##### Record list #####

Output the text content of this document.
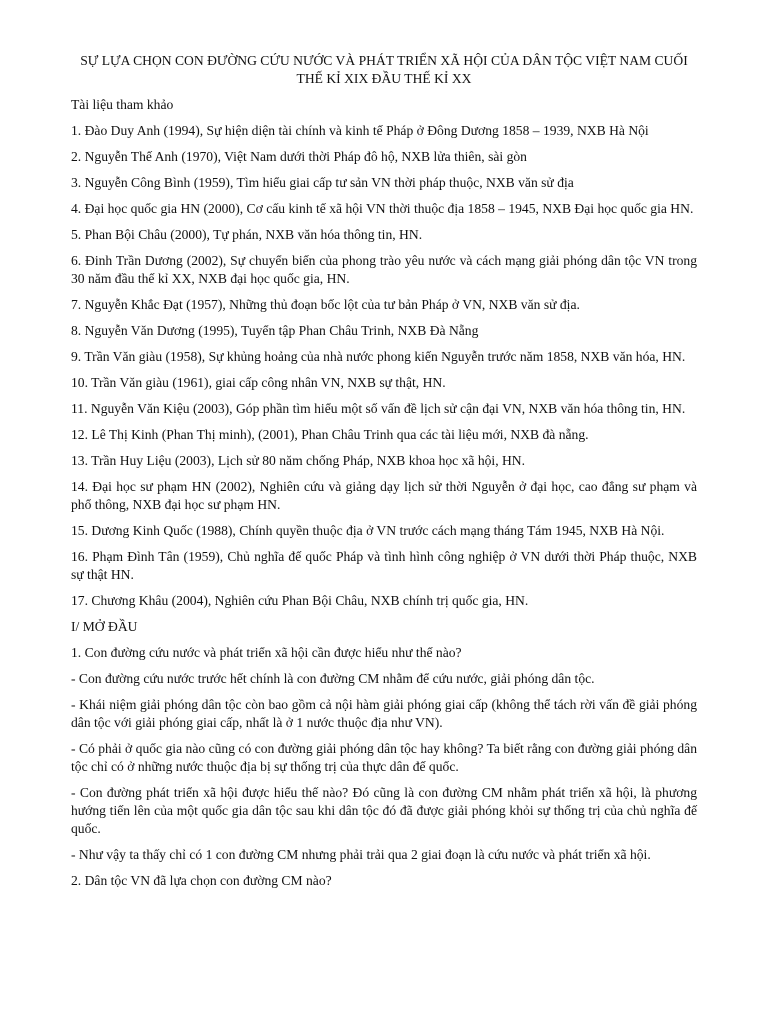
SỰ LỰA CHỌN CON ĐƯỜNG CỨU NƯỚC VÀ PHÁT TRIỂN XÃ HỘI CỦA DÂN TỘC VIỆT NAM CUỐI THẾ KỈ XIX ĐẦU THẾ KỈ XX

Tài liệu tham khảo

1. Đào Duy Anh (1994), Sự hiện diện tài chính và kinh tế Pháp ở Đông Dương 1858 – 1939, NXB Hà Nội

2. Nguyễn Thế Anh (1970), Việt Nam dưới thời Pháp đô hộ, NXB lửa thiên, sài gòn

3. Nguyễn Công Bình (1959), Tìm hiểu giai cấp tư sản VN thời pháp thuộc, NXB văn sử địa

4. Đại học quốc gia HN (2000), Cơ cấu kinh tế xã hội VN thời thuộc địa 1858 – 1945, NXB Đại học quốc gia HN.

5. Phan Bội Châu (2000), Tự phán, NXB văn hóa thông tin, HN.

6. Đinh Trần Dương (2002), Sự chuyển biến của phong trào yêu nước và cách mạng giải phóng dân tộc VN trong 30 năm đầu thế kỉ XX, NXB đại học quốc gia, HN.

7. Nguyễn Khắc Đạt (1957), Những thủ đoạn bốc lột của tư bản Pháp ở VN, NXB văn sử địa.

8. Nguyễn Văn Dương (1995), Tuyển tập Phan Châu Trinh, NXB Đà Nẵng

9. Trần Văn giàu (1958), Sự khủng hoảng của nhà nước phong kiến Nguyễn trước năm 1858, NXB văn hóa, HN.

10. Trần Văn giàu (1961), giai cấp công nhân VN, NXB sự thật, HN.

11. Nguyễn Văn Kiệu (2003), Góp phần tìm hiểu một số vấn đề lịch sử cận đại VN, NXB văn hóa thông tin, HN.

12. Lê Thị Kinh (Phan Thị minh), (2001), Phan Châu Trinh qua các tài liệu mới, NXB đà nẵng.

13. Trần Huy Liệu (2003), Lịch sử 80 năm chống Pháp, NXB khoa học xã hội, HN.

14. Đại học sư phạm HN (2002), Nghiên cứu và giảng dạy lịch sử thời Nguyễn ở đại học, cao đẳng sư phạm và phổ thông, NXB đại học sư phạm HN.

15. Dương Kinh Quốc (1988), Chính quyền thuộc địa ở VN trước cách mạng tháng Tám 1945, NXB Hà Nội.

16. Phạm Đình Tân (1959), Chủ nghĩa đế quốc Pháp và tình hình công nghiệp ở VN dưới thời Pháp thuộc, NXB sự thật HN.

17. Chương Khâu (2004), Nghiên cứu Phan Bội Châu, NXB chính trị quốc gia, HN.

I/ MỞ ĐẦU

1. Con đường cứu nước và phát triển xã hội cần được hiểu như thế nào?

- Con đường cứu nước trước hết chính là con đường CM nhằm để cứu nước, giải phóng dân tộc.

- Khái niệm giải phóng dân tộc còn bao gồm cả nội hàm giải phóng giai cấp (không thể tách rời vấn đề giải phóng dân tộc với giải phóng giai cấp, nhất là ở 1 nước thuộc địa như VN).

- Có phải ở quốc gia nào cũng có con đường giải phóng dân tộc hay không? Ta biết rằng con đường giải phóng dân tộc chỉ có ở những nước thuộc địa bị sự thống trị của thực dân đế quốc.

- Con đường phát triển xã hội được hiểu thế nào? Đó cũng là con đường CM nhằm phát triển xã hội, là phương hướng tiến lên của một quốc gia dân tộc sau khi dân tộc đó đã được giải phóng khỏi sự thống trị của chủ nghĩa đế quốc.

- Như vậy ta thấy chỉ có 1 con đường CM nhưng phải trải qua 2 giai đoạn là cứu nước và phát triển xã hội.

2. Dân tộc VN đã lựa chọn con đường CM nào?
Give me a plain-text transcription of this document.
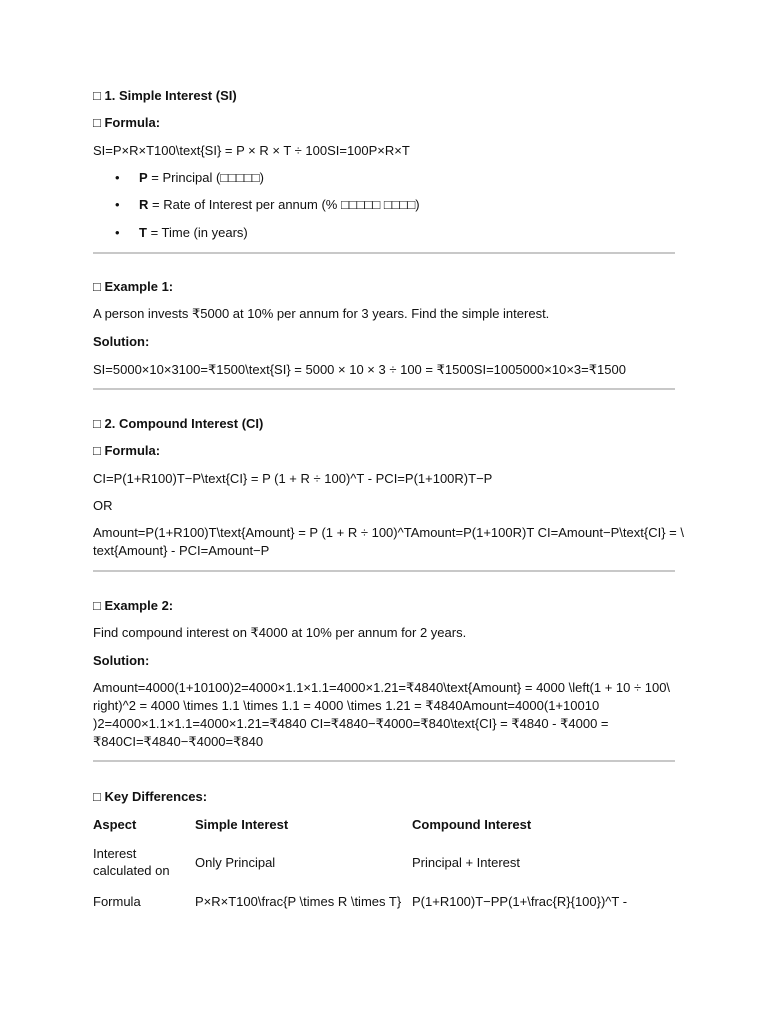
□ 1. Simple Interest (SI)
□ Formula:
SI=P×R×T100\text{SI} = P × R × T ÷ 100SI=100P×R×T
• P = Principal (□□□□□)
• R = Rate of Interest per annum (% □□□□□ □□□□)
• T = Time (in years)
□ Example 1:
A person invests ₹5000 at 10% per annum for 3 years. Find the simple interest.
Solution:
SI=5000×10×3100=₹1500\text{SI} = 5000 × 10 × 3 ÷ 100 = ₹1500SI=1005000×10×3=₹1500
□ 2. Compound Interest (CI)
□ Formula:
CI=P(1+R100)T−P\text{CI} = P (1 + R ÷ 100)^T - PCI=P(1+100R)T−P
OR
Amount=P(1+R100)T\text{Amount} = P (1 + R ÷ 100)^TAmount=P(1+100R)T CI=Amount−P\text{CI} = \
text{Amount} - PCI=Amount−P
□ Example 2:
Find compound interest on ₹4000 at 10% per annum for 2 years.
Solution:
Amount=4000(1+10100)2=4000×1.1×1.1=4000×1.21=₹4840\text{Amount} = 4000 \left(1 + 10 ÷ 100\
right)^2 = 4000 \times 1.1 \times 1.1 = 4000 \times 1.21 = ₹4840Amount=4000(1+10010
)2=4000×1.1×1.1=4000×1.21=₹4840 CI=₹4840−₹4000=₹840\text{CI} = ₹4840 - ₹4000 =
₹840CI=₹4840−₹4000=₹840
□ Key Differences:
Aspect	Simple Interest	Compound Interest

Interest
calculated on	Only Principal	Principal + Interest
Formula	P×R×T100\frac{P \times R \times T}	P(1+R100)T−PP(1+\frac{R}{100})^T -
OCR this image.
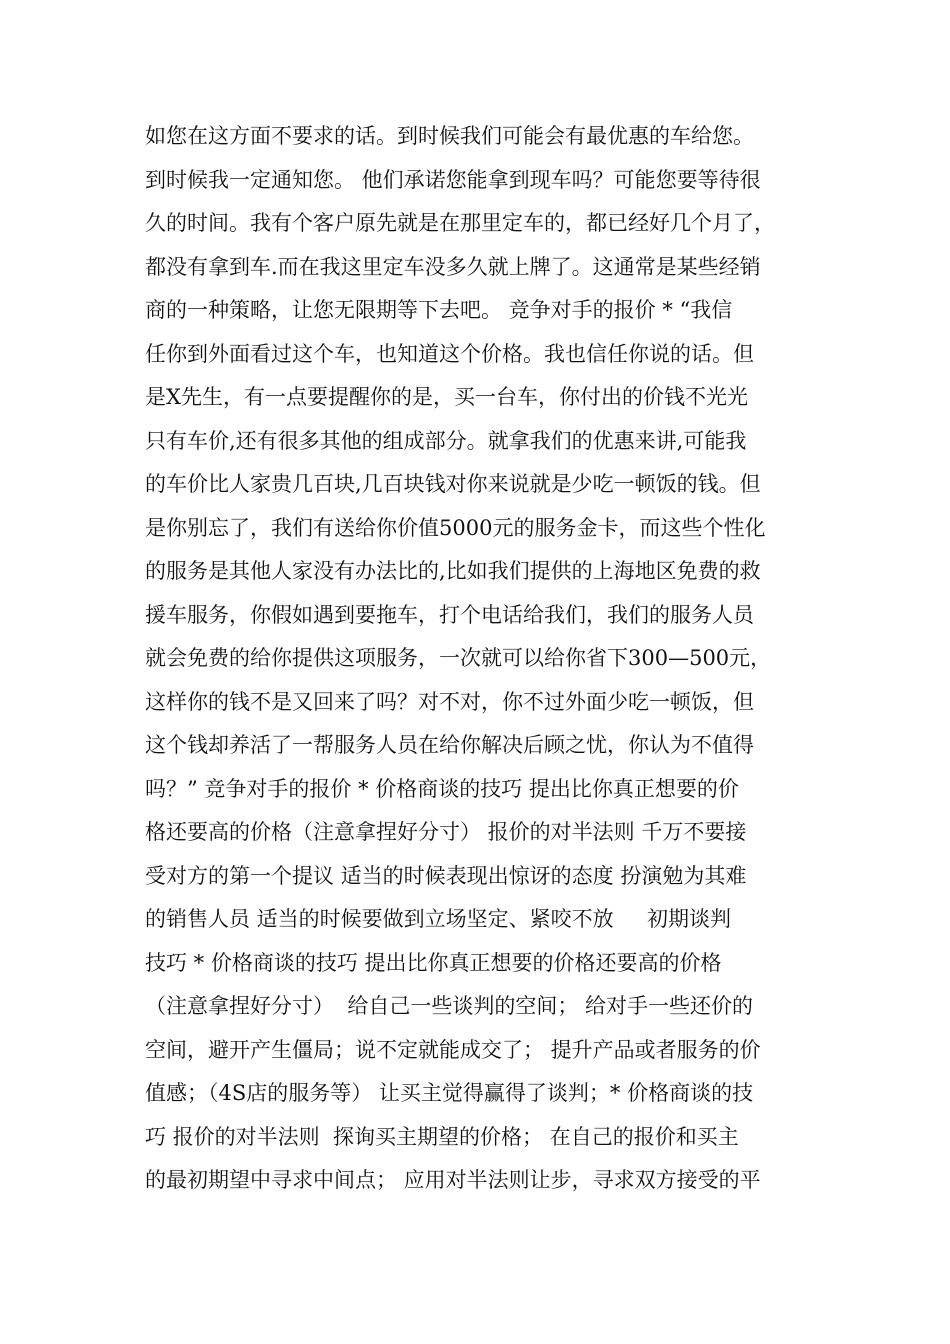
如您在这方面不要求的话。到时候我们可能会有最优惠的车给您。
到时候我一定通知您。 他们承诺您能拿到现车吗？可能您要等待很
久的时间。我有个客户原先就是在那里定车的，都已经好几个月了，
都没有拿到车.而在我这里定车没多久就上牌了。这通常是某些经销
商的一种策略，让您无限期等下去吧。 竞争对手的报价 * “我信
任你到外面看过这个车，也知道这个价格。我也信任你说的话。但
是X先生，有一点要提醒你的是，买一台车，你付出的价钱不光光
只有车价,还有很多其他的组成部分。就拿我们的优惠来讲,可能我
的车价比人家贵几百块,几百块钱对你来说就是少吃一顿饭的钱。但
是你别忘了，我们有送给你价值5000元的服务金卡，而这些个性化
的服务是其他人家没有办法比的,比如我们提供的上海地区免费的救
援车服务，你假如遇到要拖车，打个电话给我们，我们的服务人员
就会免费的给你提供这项服务，一次就可以给你省下300—500元，
这样你的钱不是又回来了吗？对不对，你不过外面少吃一顿饭，但
这个钱却养活了一帮服务人员在给你解决后顾之忧，你认为不值得
吗？” 竞争对手的报价 * 价格商谈的技巧 提出比你真正想要的价
格还要高的价格（注意拿捏好分寸） 报价的对半法则 千万不要接
受对方的第一个提议 适当的时候表现出惊讶的态度 扮演勉为其难
的销售人员 适当的时候要做到立场坚定、紧咬不放     初期谈判
技巧 * 价格商谈的技巧 提出比你真正想要的价格还要高的价格
（注意拿捏好分寸）  给自己一些谈判的空间； 给对手一些还价的
空间，避开产生僵局；说不定就能成交了； 提升产品或者服务的价
值感；（4S店的服务等） 让买主觉得赢得了谈判；* 价格商谈的技
巧 报价的对半法则  探询买主期望的价格； 在自己的报价和买主
的最初期望中寻求中间点； 应用对半法则让步，寻求双方接受的平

#####

Choose all lines containing the string "đoạn" and copy them out.

• Answer in full:
7. Nguyễn Khắc Đạt (1957), Những thủ đoạn bốc lột của tư bản Pháp ở VN, NXB văn sử địa.
- Như vậy ta thấy chỉ có 1 con đường CM nhưng phải trải qua 2 giai đoạn là cứu nước và phát triển xã hội.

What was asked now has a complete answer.